| YOUR INSTRUCTIONS |
Transcribe each entry below exactly. Pictures do not go in the copy.

| DATA SUPPLIED |
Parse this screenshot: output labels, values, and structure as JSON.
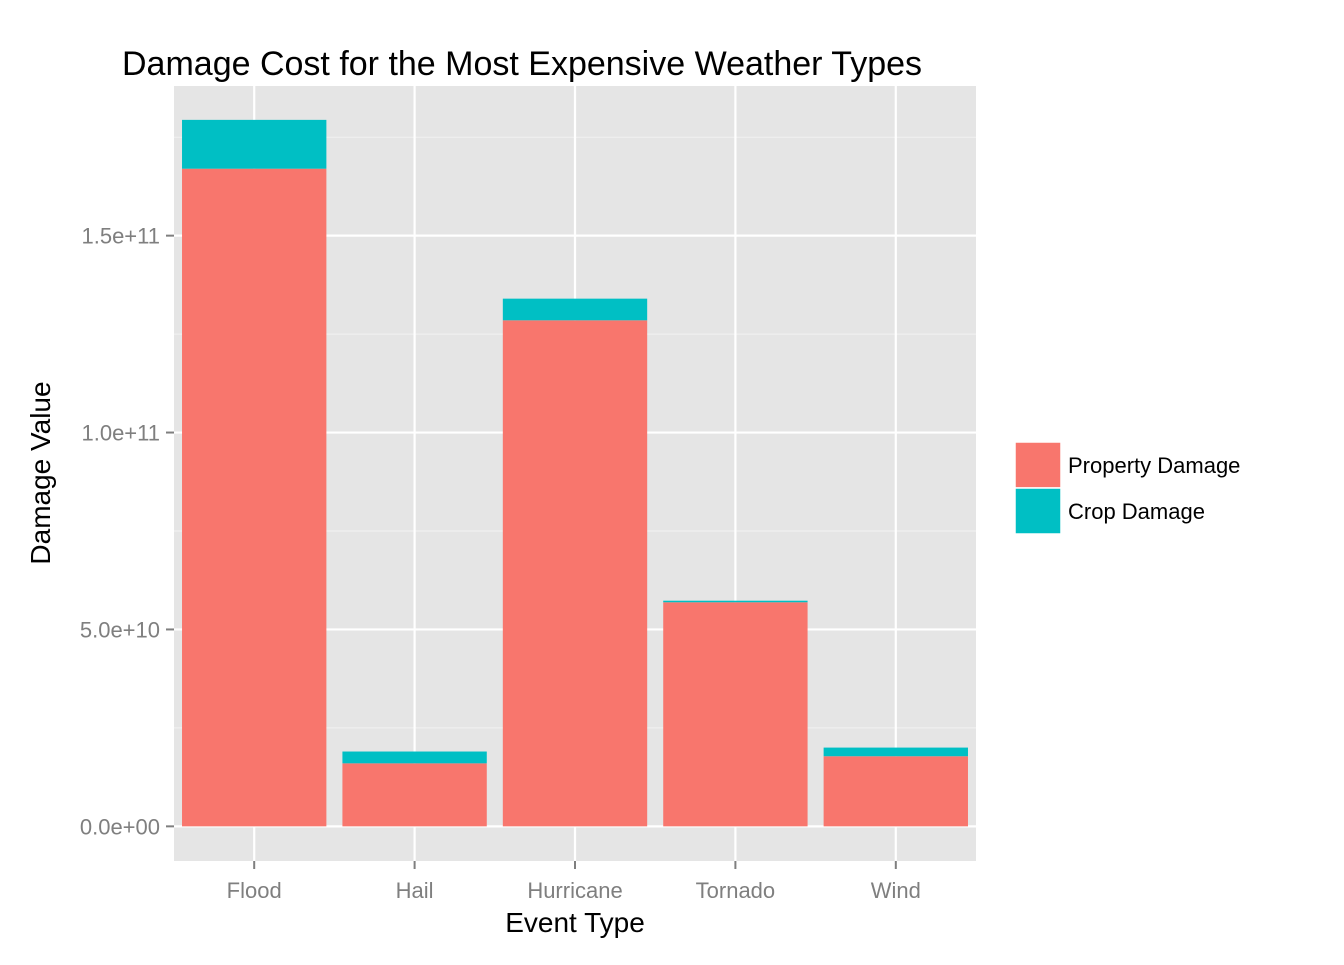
{
  "chart_data": {
    "type": "bar",
    "stacked": true,
    "title": "Damage Cost for the Most Expensive Weather Types",
    "xlabel": "Event Type",
    "ylabel": "Damage Value",
    "categories": [
      "Flood",
      "Hail",
      "Hurricane",
      "Tornado",
      "Wind"
    ],
    "series": [
      {
        "name": "Property Damage",
        "color": "#F8766D",
        "values": [
          167000000000,
          16000000000,
          128500000000,
          56900000000,
          17800000000
        ]
      },
      {
        "name": "Crop Damage",
        "color": "#00BFC4",
        "values": [
          12400000000,
          3000000000,
          5500000000,
          400000000,
          2200000000
        ]
      }
    ],
    "ylim": [
      -8800000000,
      188000000000
    ],
    "yticks": [
      0,
      50000000000,
      100000000000,
      150000000000
    ],
    "ytick_labels": [
      "0.0e+00",
      "5.0e+10",
      "1.0e+11",
      "1.5e+11"
    ],
    "grid": true,
    "legend_position": "right",
    "colors": {
      "panel_background": "#E5E5E5",
      "grid_major": "#FFFFFF",
      "grid_minor": "#F2F2F2",
      "tick_label": "#7F7F7F",
      "text": "#000000"
    }
  }
}
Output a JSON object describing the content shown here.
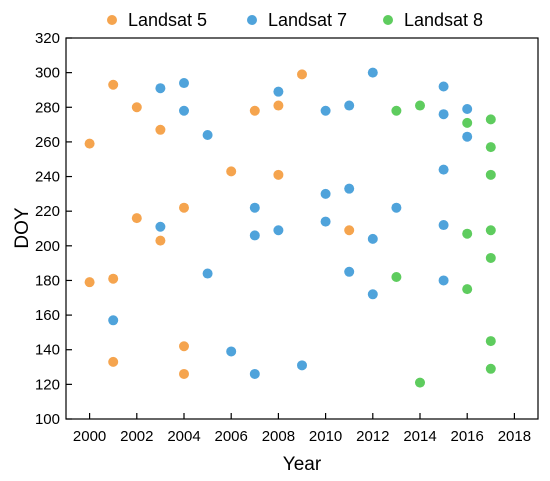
{
  "chart_data": {
    "type": "scatter",
    "xlabel": "Year",
    "ylabel": "DOY",
    "xlim": [
      1999,
      2019
    ],
    "ylim": [
      100,
      320
    ],
    "xticks": [
      2000,
      2002,
      2004,
      2006,
      2008,
      2010,
      2012,
      2014,
      2016,
      2018
    ],
    "yticks": [
      100,
      120,
      140,
      160,
      180,
      200,
      220,
      240,
      260,
      280,
      300,
      320
    ],
    "grid": false,
    "legend_position": "top",
    "series": [
      {
        "name": "Landsat 5",
        "color": "#F5A44E",
        "points": [
          {
            "x": 2000,
            "y": 259
          },
          {
            "x": 2000,
            "y": 179
          },
          {
            "x": 2001,
            "y": 293
          },
          {
            "x": 2001,
            "y": 181
          },
          {
            "x": 2001,
            "y": 133
          },
          {
            "x": 2002,
            "y": 280
          },
          {
            "x": 2002,
            "y": 216
          },
          {
            "x": 2003,
            "y": 267
          },
          {
            "x": 2003,
            "y": 203
          },
          {
            "x": 2004,
            "y": 222
          },
          {
            "x": 2004,
            "y": 142
          },
          {
            "x": 2004,
            "y": 126
          },
          {
            "x": 2006,
            "y": 243
          },
          {
            "x": 2007,
            "y": 278
          },
          {
            "x": 2008,
            "y": 281
          },
          {
            "x": 2008,
            "y": 241
          },
          {
            "x": 2009,
            "y": 299
          },
          {
            "x": 2011,
            "y": 209
          }
        ]
      },
      {
        "name": "Landsat 7",
        "color": "#4FA3DB",
        "points": [
          {
            "x": 2001,
            "y": 157
          },
          {
            "x": 2003,
            "y": 291
          },
          {
            "x": 2003,
            "y": 211
          },
          {
            "x": 2004,
            "y": 294
          },
          {
            "x": 2004,
            "y": 278
          },
          {
            "x": 2005,
            "y": 264
          },
          {
            "x": 2005,
            "y": 184
          },
          {
            "x": 2006,
            "y": 139
          },
          {
            "x": 2007,
            "y": 222
          },
          {
            "x": 2007,
            "y": 206
          },
          {
            "x": 2007,
            "y": 126
          },
          {
            "x": 2008,
            "y": 289
          },
          {
            "x": 2008,
            "y": 209
          },
          {
            "x": 2009,
            "y": 131
          },
          {
            "x": 2010,
            "y": 278
          },
          {
            "x": 2010,
            "y": 230
          },
          {
            "x": 2010,
            "y": 214
          },
          {
            "x": 2011,
            "y": 281
          },
          {
            "x": 2011,
            "y": 233
          },
          {
            "x": 2011,
            "y": 185
          },
          {
            "x": 2012,
            "y": 300
          },
          {
            "x": 2012,
            "y": 204
          },
          {
            "x": 2012,
            "y": 172
          },
          {
            "x": 2013,
            "y": 222
          },
          {
            "x": 2015,
            "y": 292
          },
          {
            "x": 2015,
            "y": 276
          },
          {
            "x": 2015,
            "y": 244
          },
          {
            "x": 2015,
            "y": 212
          },
          {
            "x": 2015,
            "y": 180
          },
          {
            "x": 2016,
            "y": 279
          },
          {
            "x": 2016,
            "y": 263
          }
        ]
      },
      {
        "name": "Landsat 8",
        "color": "#5ECC5E",
        "points": [
          {
            "x": 2013,
            "y": 278
          },
          {
            "x": 2013,
            "y": 182
          },
          {
            "x": 2014,
            "y": 281
          },
          {
            "x": 2014,
            "y": 121
          },
          {
            "x": 2016,
            "y": 271
          },
          {
            "x": 2016,
            "y": 207
          },
          {
            "x": 2016,
            "y": 175
          },
          {
            "x": 2017,
            "y": 273
          },
          {
            "x": 2017,
            "y": 257
          },
          {
            "x": 2017,
            "y": 241
          },
          {
            "x": 2017,
            "y": 209
          },
          {
            "x": 2017,
            "y": 193
          },
          {
            "x": 2017,
            "y": 145
          },
          {
            "x": 2017,
            "y": 129
          }
        ]
      }
    ]
  }
}
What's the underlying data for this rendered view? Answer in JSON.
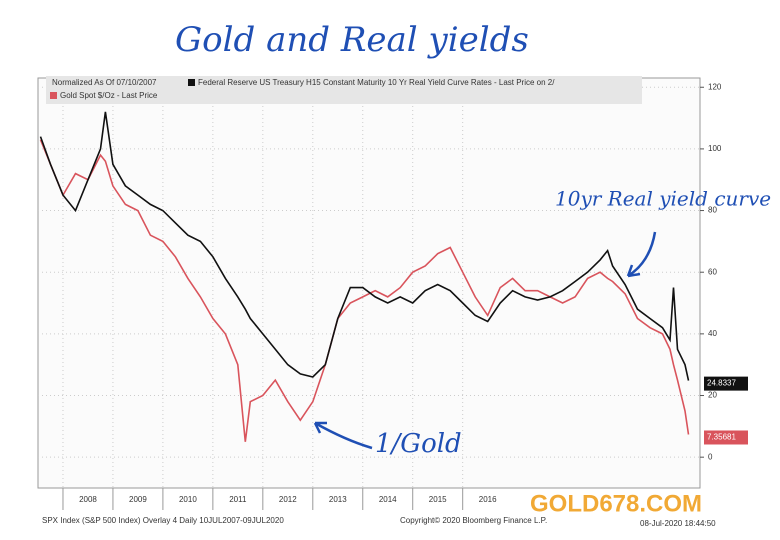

| EXERCISE OUTPUT |
Parse this screenshot: output labels, values, and structure as JSON.
{
  "chart_data": {
    "type": "bar",
    "stacked": true,
    "title": "Damage Cost for the Most Expensive Weather Types",
    "xlabel": "Event Type",
    "ylabel": "Damage Value",
    "categories": [
      "Flood",
      "Hail",
      "Hurricane",
      "Tornado",
      "Wind"
    ],
    "series": [
      {
        "name": "Property Damage",
        "color": "#F8766D",
        "values": [
          167000000000,
          16000000000,
          128500000000,
          56900000000,
          17800000000
        ]
      },
      {
        "name": "Crop Damage",
        "color": "#00BFC4",
        "values": [
          12400000000,
          3000000000,
          5500000000,
          400000000,
          2200000000
        ]
      }
    ],
    "ylim": [
      -8800000000,
      188000000000
    ],
    "yticks": [
      0,
      50000000000,
      100000000000,
      150000000000
    ],
    "ytick_labels": [
      "0.0e+00",
      "5.0e+10",
      "1.0e+11",
      "1.5e+11"
    ],
    "grid": true,
    "legend_position": "right",
    "colors": {
      "panel_background": "#E5E5E5",
      "grid_major": "#FFFFFF",
      "grid_minor": "#F2F2F2",
      "tick_label": "#7F7F7F",
      "text": "#000000"
    }
  }
}
Output a JSON object describing the content shown here.
{
  "chart_data": {
    "type": "scatter",
    "xlabel": "Year",
    "ylabel": "DOY",
    "xlim": [
      1999,
      2019
    ],
    "ylim": [
      100,
      320
    ],
    "xticks": [
      2000,
      2002,
      2004,
      2006,
      2008,
      2010,
      2012,
      2014,
      2016,
      2018
    ],
    "yticks": [
      100,
      120,
      140,
      160,
      180,
      200,
      220,
      240,
      260,
      280,
      300,
      320
    ],
    "grid": false,
    "legend_position": "top",
    "series": [
      {
        "name": "Landsat 5",
        "color": "#F5A44E",
        "points": [
          {
            "x": 2000,
            "y": 259
          },
          {
            "x": 2000,
            "y": 179
          },
          {
            "x": 2001,
            "y": 293
          },
          {
            "x": 2001,
            "y": 181
          },
          {
            "x": 2001,
            "y": 133
          },
          {
            "x": 2002,
            "y": 280
          },
          {
            "x": 2002,
            "y": 216
          },
          {
            "x": 2003,
            "y": 267
          },
          {
            "x": 2003,
            "y": 203
          },
          {
            "x": 2004,
            "y": 222
          },
          {
            "x": 2004,
            "y": 142
          },
          {
            "x": 2004,
            "y": 126
          },
          {
            "x": 2006,
            "y": 243
          },
          {
            "x": 2007,
            "y": 278
          },
          {
            "x": 2008,
            "y": 281
          },
          {
            "x": 2008,
            "y": 241
          },
          {
            "x": 2009,
            "y": 299
          },
          {
            "x": 2011,
            "y": 209
          }
        ]
      },
      {
        "name": "Landsat 7",
        "color": "#4FA3DB",
        "points": [
          {
            "x": 2001,
            "y": 157
          },
          {
            "x": 2003,
            "y": 291
          },
          {
            "x": 2003,
            "y": 211
          },
          {
            "x": 2004,
            "y": 294
          },
          {
            "x": 2004,
            "y": 278
          },
          {
            "x": 2005,
            "y": 264
          },
          {
            "x": 2005,
            "y": 184
          },
          {
            "x": 2006,
            "y": 139
          },
          {
            "x": 2007,
            "y": 222
          },
          {
            "x": 2007,
            "y": 206
          },
          {
            "x": 2007,
            "y": 126
          },
          {
            "x": 2008,
            "y": 289
          },
          {
            "x": 2008,
            "y": 209
          },
          {
            "x": 2009,
            "y": 131
          },
          {
            "x": 2010,
            "y": 278
          },
          {
            "x": 2010,
            "y": 230
          },
          {
            "x": 2010,
            "y": 214
          },
          {
            "x": 2011,
            "y": 281
          },
          {
            "x": 2011,
            "y": 233
          },
          {
            "x": 2011,
            "y": 185
          },
          {
            "x": 2012,
            "y": 300
          },
          {
            "x": 2012,
            "y": 204
          },
          {
            "x": 2012,
            "y": 172
          },
          {
            "x": 2013,
            "y": 222
          },
          {
            "x": 2015,
            "y": 292
          },
          {
            "x": 2015,
            "y": 276
          },
          {
            "x": 2015,
            "y": 244
          },
          {
            "x": 2015,
            "y": 212
          },
          {
            "x": 2015,
            "y": 180
          },
          {
            "x": 2016,
            "y": 279
          },
          {
            "x": 2016,
            "y": 263
          }
        ]
      },
      {
        "name": "Landsat 8",
        "color": "#5ECC5E",
        "points": [
          {
            "x": 2013,
            "y": 278
          },
          {
            "x": 2013,
            "y": 182
          },
          {
            "x": 2014,
            "y": 281
          },
          {
            "x": 2014,
            "y": 121
          },
          {
            "x": 2016,
            "y": 271
          },
          {
            "x": 2016,
            "y": 207
          },
          {
            "x": 2016,
            "y": 175
          },
          {
            "x": 2017,
            "y": 273
          },
          {
            "x": 2017,
            "y": 257
          },
          {
            "x": 2017,
            "y": 241
          },
          {
            "x": 2017,
            "y": 209
          },
          {
            "x": 2017,
            "y": 193
          },
          {
            "x": 2017,
            "y": 145
          },
          {
            "x": 2017,
            "y": 129
          }
        ]
      }
    ]
  }
}
What's the underlying data for this rendered view? Answer in JSON.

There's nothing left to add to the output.